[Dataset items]
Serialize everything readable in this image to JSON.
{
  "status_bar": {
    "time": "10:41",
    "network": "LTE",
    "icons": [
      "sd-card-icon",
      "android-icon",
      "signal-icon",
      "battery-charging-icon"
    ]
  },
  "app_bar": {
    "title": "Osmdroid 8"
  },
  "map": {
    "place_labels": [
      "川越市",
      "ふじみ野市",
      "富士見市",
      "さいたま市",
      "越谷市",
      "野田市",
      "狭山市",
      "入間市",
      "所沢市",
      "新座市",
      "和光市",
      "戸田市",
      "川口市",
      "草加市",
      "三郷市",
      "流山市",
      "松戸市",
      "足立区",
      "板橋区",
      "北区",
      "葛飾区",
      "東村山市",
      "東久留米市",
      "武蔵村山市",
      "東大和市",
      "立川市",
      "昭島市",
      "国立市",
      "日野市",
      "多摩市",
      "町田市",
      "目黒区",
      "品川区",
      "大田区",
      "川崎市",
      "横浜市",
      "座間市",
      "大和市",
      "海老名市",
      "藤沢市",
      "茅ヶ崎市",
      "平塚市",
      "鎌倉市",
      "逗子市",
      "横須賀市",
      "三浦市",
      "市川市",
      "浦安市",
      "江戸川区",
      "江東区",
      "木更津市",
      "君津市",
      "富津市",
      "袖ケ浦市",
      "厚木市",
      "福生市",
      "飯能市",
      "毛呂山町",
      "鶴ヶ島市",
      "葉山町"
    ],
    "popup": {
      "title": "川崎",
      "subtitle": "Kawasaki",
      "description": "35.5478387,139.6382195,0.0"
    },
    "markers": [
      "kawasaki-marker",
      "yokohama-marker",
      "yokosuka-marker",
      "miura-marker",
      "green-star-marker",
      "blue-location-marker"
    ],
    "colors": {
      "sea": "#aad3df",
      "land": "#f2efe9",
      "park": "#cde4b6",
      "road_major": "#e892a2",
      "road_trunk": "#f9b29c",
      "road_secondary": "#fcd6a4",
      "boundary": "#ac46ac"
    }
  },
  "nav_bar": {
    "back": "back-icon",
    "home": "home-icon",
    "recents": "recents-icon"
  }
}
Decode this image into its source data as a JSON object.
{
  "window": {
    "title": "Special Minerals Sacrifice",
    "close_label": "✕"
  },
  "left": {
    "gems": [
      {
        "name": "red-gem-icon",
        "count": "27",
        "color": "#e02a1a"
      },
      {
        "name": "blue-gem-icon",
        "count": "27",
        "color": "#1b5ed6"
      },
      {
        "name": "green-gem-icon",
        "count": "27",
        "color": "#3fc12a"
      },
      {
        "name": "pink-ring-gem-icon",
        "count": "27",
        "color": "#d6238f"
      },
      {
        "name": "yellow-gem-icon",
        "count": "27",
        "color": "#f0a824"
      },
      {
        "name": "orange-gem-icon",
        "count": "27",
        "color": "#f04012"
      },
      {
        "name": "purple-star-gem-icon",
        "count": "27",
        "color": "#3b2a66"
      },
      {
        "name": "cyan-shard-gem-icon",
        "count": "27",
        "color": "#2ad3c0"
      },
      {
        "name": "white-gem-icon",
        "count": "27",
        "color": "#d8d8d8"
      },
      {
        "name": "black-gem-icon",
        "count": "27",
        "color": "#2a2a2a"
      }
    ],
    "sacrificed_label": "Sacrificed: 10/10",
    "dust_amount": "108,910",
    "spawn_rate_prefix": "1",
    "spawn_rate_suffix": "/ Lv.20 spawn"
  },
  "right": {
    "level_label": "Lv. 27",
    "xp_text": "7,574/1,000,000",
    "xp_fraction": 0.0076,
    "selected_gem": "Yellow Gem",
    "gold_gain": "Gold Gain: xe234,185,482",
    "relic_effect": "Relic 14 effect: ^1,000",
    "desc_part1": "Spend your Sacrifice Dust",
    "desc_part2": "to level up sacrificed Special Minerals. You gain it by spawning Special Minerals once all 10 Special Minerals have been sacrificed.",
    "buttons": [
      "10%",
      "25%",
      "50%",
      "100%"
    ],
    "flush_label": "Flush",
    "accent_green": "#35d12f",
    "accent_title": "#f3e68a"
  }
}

Exercise description
Repeat every record, keeping each word and mark exactly as it is.

Task solution
Serialize everything readable in this image to JSON.
{
  "status_bar": {
    "time": "10:41",
    "network": "LTE",
    "icons": [
      "sd-card-icon",
      "android-icon",
      "signal-icon",
      "battery-charging-icon"
    ]
  },
  "app_bar": {
    "title": "Osmdroid 8"
  },
  "map": {
    "place_labels": [
      "川越市",
      "ふじみ野市",
      "富士見市",
      "さいたま市",
      "越谷市",
      "野田市",
      "狭山市",
      "入間市",
      "所沢市",
      "新座市",
      "和光市",
      "戸田市",
      "川口市",
      "草加市",
      "三郷市",
      "流山市",
      "松戸市",
      "足立区",
      "板橋区",
      "北区",
      "葛飾区",
      "東村山市",
      "東久留米市",
      "武蔵村山市",
      "東大和市",
      "立川市",
      "昭島市",
      "国立市",
      "日野市",
      "多摩市",
      "町田市",
      "目黒区",
      "品川区",
      "大田区",
      "川崎市",
      "横浜市",
      "座間市",
      "大和市",
      "海老名市",
      "藤沢市",
      "茅ヶ崎市",
      "平塚市",
      "鎌倉市",
      "逗子市",
      "横須賀市",
      "三浦市",
      "市川市",
      "浦安市",
      "江戸川区",
      "江東区",
      "木更津市",
      "君津市",
      "富津市",
      "袖ケ浦市",
      "厚木市",
      "福生市",
      "飯能市",
      "毛呂山町",
      "鶴ヶ島市",
      "葉山町"
    ],
    "popup": {
      "title": "川崎",
      "subtitle": "Kawasaki",
      "description": "35.5478387,139.6382195,0.0"
    },
    "markers": [
      "kawasaki-marker",
      "yokohama-marker",
      "yokosuka-marker",
      "miura-marker",
      "green-star-marker",
      "blue-location-marker"
    ],
    "colors": {
      "sea": "#aad3df",
      "land": "#f2efe9",
      "park": "#cde4b6",
      "road_major": "#e892a2",
      "road_trunk": "#f9b29c",
      "road_secondary": "#fcd6a4",
      "boundary": "#ac46ac"
    }
  },
  "nav_bar": {
    "back": "back-icon",
    "home": "home-icon",
    "recents": "recents-icon"
  }
}
Decode this image into its source data as a JSON object.
{
  "window": {
    "title": "Special Minerals Sacrifice",
    "close_label": "✕"
  },
  "left": {
    "gems": [
      {
        "name": "red-gem-icon",
        "count": "27",
        "color": "#e02a1a"
      },
      {
        "name": "blue-gem-icon",
        "count": "27",
        "color": "#1b5ed6"
      },
      {
        "name": "green-gem-icon",
        "count": "27",
        "color": "#3fc12a"
      },
      {
        "name": "pink-ring-gem-icon",
        "count": "27",
        "color": "#d6238f"
      },
      {
        "name": "yellow-gem-icon",
        "count": "27",
        "color": "#f0a824"
      },
      {
        "name": "orange-gem-icon",
        "count": "27",
        "color": "#f04012"
      },
      {
        "name": "purple-star-gem-icon",
        "count": "27",
        "color": "#3b2a66"
      },
      {
        "name": "cyan-shard-gem-icon",
        "count": "27",
        "color": "#2ad3c0"
      },
      {
        "name": "white-gem-icon",
        "count": "27",
        "color": "#d8d8d8"
      },
      {
        "name": "black-gem-icon",
        "count": "27",
        "color": "#2a2a2a"
      }
    ],
    "sacrificed_label": "Sacrificed: 10/10",
    "dust_amount": "108,910",
    "spawn_rate_prefix": "1",
    "spawn_rate_suffix": "/ Lv.20 spawn"
  },
  "right": {
    "level_label": "Lv. 27",
    "xp_text": "7,574/1,000,000",
    "xp_fraction": 0.0076,
    "selected_gem": "Yellow Gem",
    "gold_gain": "Gold Gain: xe234,185,482",
    "relic_effect": "Relic 14 effect: ^1,000",
    "desc_part1": "Spend your Sacrifice Dust",
    "desc_part2": "to level up sacrificed Special Minerals. You gain it by spawning Special Minerals once all 10 Special Minerals have been sacrificed.",
    "buttons": [
      "10%",
      "25%",
      "50%",
      "100%"
    ],
    "flush_label": "Flush",
    "accent_green": "#35d12f",
    "accent_title": "#f3e68a"
  }
}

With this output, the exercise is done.